GIVEN PROBLEM:
Output the material below in full, exactly as it is.

PROVIDED MATERIAL:
□ □ □ □

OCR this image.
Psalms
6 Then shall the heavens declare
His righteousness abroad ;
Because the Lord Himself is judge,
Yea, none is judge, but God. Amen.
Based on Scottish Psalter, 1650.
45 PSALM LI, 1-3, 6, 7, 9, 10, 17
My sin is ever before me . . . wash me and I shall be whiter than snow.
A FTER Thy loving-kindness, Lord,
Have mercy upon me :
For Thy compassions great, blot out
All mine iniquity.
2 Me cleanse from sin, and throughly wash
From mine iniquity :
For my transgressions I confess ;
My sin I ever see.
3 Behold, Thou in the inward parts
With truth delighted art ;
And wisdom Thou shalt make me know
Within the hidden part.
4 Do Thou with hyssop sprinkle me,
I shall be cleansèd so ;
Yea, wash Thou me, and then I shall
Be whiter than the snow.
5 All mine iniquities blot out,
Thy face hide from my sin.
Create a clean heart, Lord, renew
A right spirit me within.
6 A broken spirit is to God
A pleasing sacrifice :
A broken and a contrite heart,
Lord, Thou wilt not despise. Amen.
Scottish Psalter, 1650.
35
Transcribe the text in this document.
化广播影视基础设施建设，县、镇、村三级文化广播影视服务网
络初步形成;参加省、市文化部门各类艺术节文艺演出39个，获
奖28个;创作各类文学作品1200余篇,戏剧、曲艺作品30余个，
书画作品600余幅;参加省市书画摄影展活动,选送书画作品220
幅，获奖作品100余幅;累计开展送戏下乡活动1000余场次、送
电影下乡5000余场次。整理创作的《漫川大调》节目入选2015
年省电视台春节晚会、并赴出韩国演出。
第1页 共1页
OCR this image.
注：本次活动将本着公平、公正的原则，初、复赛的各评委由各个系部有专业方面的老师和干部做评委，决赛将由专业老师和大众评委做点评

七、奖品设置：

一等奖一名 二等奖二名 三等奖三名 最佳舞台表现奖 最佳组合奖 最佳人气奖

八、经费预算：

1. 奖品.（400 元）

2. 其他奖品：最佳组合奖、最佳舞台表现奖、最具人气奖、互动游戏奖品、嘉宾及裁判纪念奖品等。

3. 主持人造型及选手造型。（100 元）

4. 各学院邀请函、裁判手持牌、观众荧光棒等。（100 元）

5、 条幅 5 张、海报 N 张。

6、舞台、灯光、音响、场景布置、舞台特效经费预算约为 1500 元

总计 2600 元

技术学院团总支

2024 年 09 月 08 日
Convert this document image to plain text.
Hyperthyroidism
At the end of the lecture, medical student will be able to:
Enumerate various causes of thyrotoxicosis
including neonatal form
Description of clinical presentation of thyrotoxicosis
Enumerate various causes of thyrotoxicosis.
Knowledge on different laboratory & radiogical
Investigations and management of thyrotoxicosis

□ □ □ □

ANSWER FOR THIS EXERCISE:
OCR this image.
Psalms
6 Then shall the heavens declare
His righteousness abroad ;
Because the Lord Himself is judge,
Yea, none is judge, but God. Amen.
Based on Scottish Psalter, 1650.
45 PSALM LI, 1-3, 6, 7, 9, 10, 17
My sin is ever before me . . . wash me and I shall be whiter than snow.
A FTER Thy loving-kindness, Lord,
Have mercy upon me :
For Thy compassions great, blot out
All mine iniquity.
2 Me cleanse from sin, and throughly wash
From mine iniquity :
For my transgressions I confess ;
My sin I ever see.
3 Behold, Thou in the inward parts
With truth delighted art ;
And wisdom Thou shalt make me know
Within the hidden part.
4 Do Thou with hyssop sprinkle me,
I shall be cleansèd so ;
Yea, wash Thou me, and then I shall
Be whiter than the snow.
5 All mine iniquities blot out,
Thy face hide from my sin.
Create a clean heart, Lord, renew
A right spirit me within.
6 A broken spirit is to God
A pleasing sacrifice :
A broken and a contrite heart,
Lord, Thou wilt not despise. Amen.
Scottish Psalter, 1650.
35
Transcribe the text in this document.
化广播影视基础设施建设，县、镇、村三级文化广播影视服务网
络初步形成;参加省、市文化部门各类艺术节文艺演出39个，获
奖28个;创作各类文学作品1200余篇,戏剧、曲艺作品30余个，
书画作品600余幅;参加省市书画摄影展活动,选送书画作品220
幅，获奖作品100余幅;累计开展送戏下乡活动1000余场次、送
电影下乡5000余场次。整理创作的《漫川大调》节目入选2015
年省电视台春节晚会、并赴出韩国演出。
第1页 共1页
OCR this image.
注：本次活动将本着公平、公正的原则，初、复赛的各评委由各个系部有专业方面的老师和干部做评委，决赛将由专业老师和大众评委做点评

七、奖品设置：

一等奖一名 二等奖二名 三等奖三名 最佳舞台表现奖 最佳组合奖 最佳人气奖

八、经费预算：

1. 奖品.（400 元）

2. 其他奖品：最佳组合奖、最佳舞台表现奖、最具人气奖、互动游戏奖品、嘉宾及裁判纪念奖品等。

3. 主持人造型及选手造型。（100 元）

4. 各学院邀请函、裁判手持牌、观众荧光棒等。（100 元）

5、 条幅 5 张、海报 N 张。

6、舞台、灯光、音响、场景布置、舞台特效经费预算约为 1500 元

总计 2600 元

技术学院团总支

2024 年 09 月 08 日
Convert this document image to plain text.
Hyperthyroidism
At the end of the lecture, medical student will be able to:
Enumerate various causes of thyrotoxicosis
including neonatal form
Description of clinical presentation of thyrotoxicosis
Enumerate various causes of thyrotoxicosis.
Knowledge on different laboratory & radiogical
Investigations and management of thyrotoxicosis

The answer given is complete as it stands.